La conocida estatua del Doncel que se encuentra situada en una capilla de la Catedral de Sigüenza, es una de las esculturas más extraordinarias del arte universal. Realizada a fines del siglo XV por autor anónimo, representa el cuerpo reclinado de un joven guerrero que, en su descanso eterno, medita sobre un libro que sostiene entre las manos.

El personaje

La estatua representa a Martín Vázquez de Arce, joven caballero de la Orden Militar de Santiago, y noble seguntino. Sus padres eran Fernando de Arce y Catalina Vázquez de Sosa, hidalgos que poseían tierras y casas en Sigüenza y su comarca. Pero que vivieron a la sombra de los Mendoza, en Guadalajara. Y en esta ciudad fue donde el joven Martín se educó y se formó como un doncel de la corte mendocina, educado en las nuevas corrientes renacentistas, como soldado y como, intelectual.

Desde pequeño participó junto a los Mendoza alcarreños en sus cabalgadas contra los árabes del reino de Granada. Aunque muy joven, estuvo casado con dama de la que se ignora el nombre, dejando una hija, Ana, que le heredó en sus bienes y que posteriormente casaría con un Mendoza de tierras sorianas.

La muerte heroica del Doncel

En la campaña del verano de 1486 contra el reino de Granada, Martín Vázquez de Arce formaba en el ejército del duque del Infantado. Una tarde del mes de julio, socorriendo a un grupo de soldados del obispo de Jaén, que se vieron en apuros frente al enemigo, Martín Vázquez y otros veinte soldados de Guadalajara cayeron en una emboscada de los árabes en el lugar denominado la Acequia Gorda, en la vega de Granada, muriendo en aquel momento. Su padre, que le acompañaba, recogió su cuerpo y lo enterró allí mismo, trasladándolo pocos años después a la capilla familiar de la catedral de Sigüenza, donde su hermano Fernando Vázquez, obispo de Canarias, había encargado un magnífico mausoleo.

▶ Listado proporcionado:
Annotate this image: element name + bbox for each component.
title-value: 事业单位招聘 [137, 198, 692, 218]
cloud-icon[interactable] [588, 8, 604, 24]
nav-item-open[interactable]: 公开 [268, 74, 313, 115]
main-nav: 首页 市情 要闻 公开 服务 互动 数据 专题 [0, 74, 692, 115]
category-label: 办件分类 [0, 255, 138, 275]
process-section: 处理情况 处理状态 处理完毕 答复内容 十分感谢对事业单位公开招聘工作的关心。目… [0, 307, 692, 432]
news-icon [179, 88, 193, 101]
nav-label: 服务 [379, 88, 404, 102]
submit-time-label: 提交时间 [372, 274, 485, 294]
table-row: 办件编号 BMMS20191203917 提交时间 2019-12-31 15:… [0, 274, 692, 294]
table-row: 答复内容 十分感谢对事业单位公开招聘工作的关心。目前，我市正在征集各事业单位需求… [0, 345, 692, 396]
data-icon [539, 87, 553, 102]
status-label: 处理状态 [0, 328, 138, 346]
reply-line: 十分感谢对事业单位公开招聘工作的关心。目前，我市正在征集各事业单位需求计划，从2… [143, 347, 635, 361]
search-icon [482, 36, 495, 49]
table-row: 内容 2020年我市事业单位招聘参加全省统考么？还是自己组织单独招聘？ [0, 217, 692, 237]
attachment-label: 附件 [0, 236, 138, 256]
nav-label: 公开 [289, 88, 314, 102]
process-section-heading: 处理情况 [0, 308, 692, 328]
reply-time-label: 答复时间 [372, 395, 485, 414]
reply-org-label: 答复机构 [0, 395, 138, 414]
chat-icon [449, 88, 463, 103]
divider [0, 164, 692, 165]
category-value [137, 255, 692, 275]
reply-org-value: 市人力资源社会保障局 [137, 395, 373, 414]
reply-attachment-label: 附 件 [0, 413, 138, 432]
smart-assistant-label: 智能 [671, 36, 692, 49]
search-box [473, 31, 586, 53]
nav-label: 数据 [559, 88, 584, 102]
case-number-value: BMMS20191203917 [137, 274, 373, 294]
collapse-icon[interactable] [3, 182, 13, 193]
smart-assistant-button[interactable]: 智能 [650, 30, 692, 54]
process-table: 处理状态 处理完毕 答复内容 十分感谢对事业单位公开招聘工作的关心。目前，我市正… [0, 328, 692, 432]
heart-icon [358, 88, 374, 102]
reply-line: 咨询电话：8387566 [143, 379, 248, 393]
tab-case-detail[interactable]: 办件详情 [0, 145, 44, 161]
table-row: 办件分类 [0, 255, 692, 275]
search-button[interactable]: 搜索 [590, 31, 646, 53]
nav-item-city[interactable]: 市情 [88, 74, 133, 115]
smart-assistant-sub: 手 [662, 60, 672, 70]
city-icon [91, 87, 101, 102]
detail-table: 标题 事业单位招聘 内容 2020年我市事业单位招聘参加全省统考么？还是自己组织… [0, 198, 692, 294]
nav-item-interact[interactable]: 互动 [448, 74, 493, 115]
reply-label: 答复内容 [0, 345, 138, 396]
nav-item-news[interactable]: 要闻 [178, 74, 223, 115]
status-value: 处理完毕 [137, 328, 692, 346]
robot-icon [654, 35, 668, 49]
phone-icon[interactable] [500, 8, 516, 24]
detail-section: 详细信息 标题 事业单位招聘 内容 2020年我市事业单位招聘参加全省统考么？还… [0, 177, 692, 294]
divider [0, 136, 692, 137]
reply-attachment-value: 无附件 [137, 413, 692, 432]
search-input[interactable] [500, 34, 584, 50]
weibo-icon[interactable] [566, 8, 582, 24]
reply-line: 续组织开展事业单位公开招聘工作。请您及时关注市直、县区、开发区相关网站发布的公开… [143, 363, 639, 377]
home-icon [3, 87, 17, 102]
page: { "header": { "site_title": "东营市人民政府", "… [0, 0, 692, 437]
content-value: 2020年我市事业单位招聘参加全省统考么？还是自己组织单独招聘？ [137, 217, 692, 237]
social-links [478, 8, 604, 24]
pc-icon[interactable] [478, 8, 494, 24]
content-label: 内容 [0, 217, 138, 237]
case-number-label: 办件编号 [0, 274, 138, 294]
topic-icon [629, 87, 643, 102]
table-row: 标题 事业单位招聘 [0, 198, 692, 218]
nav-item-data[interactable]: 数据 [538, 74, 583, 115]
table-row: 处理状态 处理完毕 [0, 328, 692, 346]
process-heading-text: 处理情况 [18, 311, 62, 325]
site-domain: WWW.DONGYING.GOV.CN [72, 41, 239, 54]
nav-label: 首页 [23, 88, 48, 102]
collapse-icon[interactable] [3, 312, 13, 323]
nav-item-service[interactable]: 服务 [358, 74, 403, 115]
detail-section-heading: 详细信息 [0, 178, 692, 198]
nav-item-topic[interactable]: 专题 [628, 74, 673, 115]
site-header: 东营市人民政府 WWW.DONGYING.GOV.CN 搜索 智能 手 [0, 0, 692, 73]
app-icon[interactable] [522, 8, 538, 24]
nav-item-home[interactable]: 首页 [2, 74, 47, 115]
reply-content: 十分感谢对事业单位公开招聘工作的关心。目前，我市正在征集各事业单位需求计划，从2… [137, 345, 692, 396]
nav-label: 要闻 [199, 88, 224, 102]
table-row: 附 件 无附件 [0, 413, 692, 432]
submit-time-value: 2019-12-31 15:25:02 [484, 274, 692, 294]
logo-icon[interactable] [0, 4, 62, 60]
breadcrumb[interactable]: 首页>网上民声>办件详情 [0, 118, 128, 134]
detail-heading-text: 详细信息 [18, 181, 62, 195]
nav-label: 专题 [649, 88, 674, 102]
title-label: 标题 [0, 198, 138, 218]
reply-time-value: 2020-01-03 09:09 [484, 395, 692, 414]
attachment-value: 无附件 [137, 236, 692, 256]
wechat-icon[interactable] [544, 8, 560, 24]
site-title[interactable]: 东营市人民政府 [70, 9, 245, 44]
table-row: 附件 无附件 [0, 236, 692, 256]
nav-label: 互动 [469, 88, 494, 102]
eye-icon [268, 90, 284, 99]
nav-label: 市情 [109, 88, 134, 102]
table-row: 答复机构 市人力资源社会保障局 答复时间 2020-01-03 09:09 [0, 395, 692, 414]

▶ Instrucción: Reproduce palabra por palabra el pasaje del texto sobre el Doncel de Sigüenza que va desde "La estatua representa" hasta "de tierras sorianas.". El listado no interviene en nada de esto.

▶ Solución:
La estatua representa a Martín Vázquez de Arce, joven caballero de la Orden Militar de Santiago, y noble seguntino. Sus padres eran Fernando de Arce y Catalina Vázquez de Sosa, hidalgos que poseían tierras y casas en Sigüenza y su comarca. Pero que vivieron a la sombra de los Mendoza, en Guadalajara. Y en esta ciudad fue donde el joven Martín se educó y se formó como un doncel de la corte mendocina, educado en las nuevas corrientes renacentistas, como soldado y como, intelectual.

Desde pequeño participó junto a los Mendoza alcarreños en sus cabalgadas contra los árabes del reino de Granada. Aunque muy joven, estuvo casado con dama de la que se ignora el nombre, dejando una hija, Ana, que le heredó en sus bienes y que posteriormente casaría con un Mendoza de tierras sorianas.